__TEXTAUSZUG__

Ich steige in den Vacationer, lasse ihn anspringen. Wie während der ganzen Zeit schnurrt er ohne zu zuckeln an und schafft sich den geschwungenen Weg vom Meer weg den Berg hinauf. Oben biege ich mit ihm ab, fahre in das kleine Dörfchen Mangawhai und halte vor dem einzigen Pub. Ich klaube ein paar Münzen aus dem Handschuhfach und gehe hinein. Männer in Shorts und den typisch neuseeländischen Leder-Boots zieren die Bar. Ja, sagt die Bedienung, natürlich hätten sie auch Desserts zum Mitnehmen. Mit wedelnder Schleife im Haar und freundlichen Augen schmeißt sie den Laden.

Während ich auf meinen Caramel-Chocolate Fudge warte, höre ich dem Gemurmel der Männer zu, warm dringt ihr tiefes Lachen zu mir herüber. Mein Herz weitet und schnürt sich zugleich. Es ist, als läge das gesammelte Glück der vergangenen Monate, erlebt hier auf diesem Fleckchen Erde fern der Heimat, in diesem Lachen. Ich denke an mein goldenes Döschen, in das ich als Mädchen versuchte, den Duft der Glöckchen im Mai zu sammeln. Ich wünsche es mir herbei, das Döschen, möchte das Lachen darin auffangen, es fest verschließen und mitnehmen.

__AUSGELESENE EINTRÄGE__

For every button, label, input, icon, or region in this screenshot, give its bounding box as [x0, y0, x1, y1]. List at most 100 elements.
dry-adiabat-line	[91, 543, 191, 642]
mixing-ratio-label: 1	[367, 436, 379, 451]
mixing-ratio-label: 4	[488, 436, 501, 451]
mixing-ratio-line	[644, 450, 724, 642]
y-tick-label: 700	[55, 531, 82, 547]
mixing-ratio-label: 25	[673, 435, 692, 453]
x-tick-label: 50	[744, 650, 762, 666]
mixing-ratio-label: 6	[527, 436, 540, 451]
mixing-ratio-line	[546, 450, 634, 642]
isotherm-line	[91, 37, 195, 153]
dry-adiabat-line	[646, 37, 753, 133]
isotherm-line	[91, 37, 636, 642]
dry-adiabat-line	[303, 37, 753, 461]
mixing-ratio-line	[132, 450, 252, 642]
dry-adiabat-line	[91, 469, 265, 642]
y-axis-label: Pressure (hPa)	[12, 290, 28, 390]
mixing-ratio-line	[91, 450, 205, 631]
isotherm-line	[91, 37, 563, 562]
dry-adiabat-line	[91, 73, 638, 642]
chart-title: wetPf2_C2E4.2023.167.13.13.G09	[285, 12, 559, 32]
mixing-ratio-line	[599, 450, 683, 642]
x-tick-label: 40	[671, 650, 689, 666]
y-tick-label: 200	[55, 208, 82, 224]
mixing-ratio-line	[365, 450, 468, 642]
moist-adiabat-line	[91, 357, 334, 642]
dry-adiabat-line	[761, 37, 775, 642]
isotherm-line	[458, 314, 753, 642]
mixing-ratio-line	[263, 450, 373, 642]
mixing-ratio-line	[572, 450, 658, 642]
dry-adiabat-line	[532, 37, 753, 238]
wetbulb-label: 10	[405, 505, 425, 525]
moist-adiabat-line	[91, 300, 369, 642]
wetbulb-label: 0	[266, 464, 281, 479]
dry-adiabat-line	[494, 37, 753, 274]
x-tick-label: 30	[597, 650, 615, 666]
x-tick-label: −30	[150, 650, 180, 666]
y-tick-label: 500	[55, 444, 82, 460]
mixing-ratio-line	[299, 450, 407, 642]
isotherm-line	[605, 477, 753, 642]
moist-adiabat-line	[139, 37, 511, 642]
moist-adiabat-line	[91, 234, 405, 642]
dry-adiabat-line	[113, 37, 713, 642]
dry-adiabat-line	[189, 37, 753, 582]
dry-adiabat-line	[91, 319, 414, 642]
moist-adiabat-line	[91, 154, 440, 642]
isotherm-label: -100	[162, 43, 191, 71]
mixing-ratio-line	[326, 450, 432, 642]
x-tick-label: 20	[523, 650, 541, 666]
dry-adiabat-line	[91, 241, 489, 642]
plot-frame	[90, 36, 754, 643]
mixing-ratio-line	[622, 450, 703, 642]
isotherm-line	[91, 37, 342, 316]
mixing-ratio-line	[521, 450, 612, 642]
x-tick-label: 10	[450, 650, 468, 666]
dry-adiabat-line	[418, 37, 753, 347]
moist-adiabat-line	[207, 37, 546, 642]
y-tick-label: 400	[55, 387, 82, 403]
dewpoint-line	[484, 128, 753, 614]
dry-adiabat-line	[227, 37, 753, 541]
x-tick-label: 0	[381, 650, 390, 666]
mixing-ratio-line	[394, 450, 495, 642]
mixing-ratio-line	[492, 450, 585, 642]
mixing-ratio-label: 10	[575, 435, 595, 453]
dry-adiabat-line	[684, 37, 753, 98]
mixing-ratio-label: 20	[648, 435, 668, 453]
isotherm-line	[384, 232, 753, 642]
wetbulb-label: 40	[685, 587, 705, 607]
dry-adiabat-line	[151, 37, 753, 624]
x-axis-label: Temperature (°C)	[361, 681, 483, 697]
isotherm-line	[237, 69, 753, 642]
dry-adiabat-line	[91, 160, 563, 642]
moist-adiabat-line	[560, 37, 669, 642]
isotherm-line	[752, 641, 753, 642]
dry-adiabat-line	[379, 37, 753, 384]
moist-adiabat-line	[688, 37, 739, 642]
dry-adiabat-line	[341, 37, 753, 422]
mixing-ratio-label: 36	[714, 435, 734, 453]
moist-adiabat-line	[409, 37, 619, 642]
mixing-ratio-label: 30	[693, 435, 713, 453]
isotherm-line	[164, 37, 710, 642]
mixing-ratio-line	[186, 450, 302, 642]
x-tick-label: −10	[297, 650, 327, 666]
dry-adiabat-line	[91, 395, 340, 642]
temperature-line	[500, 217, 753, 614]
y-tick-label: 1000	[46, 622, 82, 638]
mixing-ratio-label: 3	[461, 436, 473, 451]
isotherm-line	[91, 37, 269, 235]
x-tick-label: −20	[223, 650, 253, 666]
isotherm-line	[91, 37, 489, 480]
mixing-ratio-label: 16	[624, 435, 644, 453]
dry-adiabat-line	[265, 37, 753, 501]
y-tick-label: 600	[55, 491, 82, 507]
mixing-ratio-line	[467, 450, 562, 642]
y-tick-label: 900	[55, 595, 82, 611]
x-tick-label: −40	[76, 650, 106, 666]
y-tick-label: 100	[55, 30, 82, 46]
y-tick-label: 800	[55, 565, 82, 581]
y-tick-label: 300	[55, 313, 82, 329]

__AUFGABE__
Tausche im Textauszug „Pub“ gegen „Gasthaus“ aus und schreib den Abschnitt neu, beginnend bei „Ich steige in“ und endend nach „sie den Laden.“.

__LÖSUNG__
Ich steige in den Vacationer, lasse ihn anspringen. Wie während der ganzen Zeit schnurrt er ohne zu zuckeln an und schafft sich den geschwungenen Weg vom Meer weg den Berg hinauf. Oben biege ich mit ihm ab, fahre in das kleine Dörfchen Mangawhai und halte vor dem einzigen Gasthaus. Ich klaube ein paar Münzen aus dem Handschuhfach und gehe hinein. Männer in Shorts und den typisch neuseeländischen Leder-Boots zieren die Bar. Ja, sagt die Bedienung, natürlich hätten sie auch Desserts zum Mitnehmen. Mit wedelnder Schleife im Haar und freundlichen Augen schmeißt sie den Laden.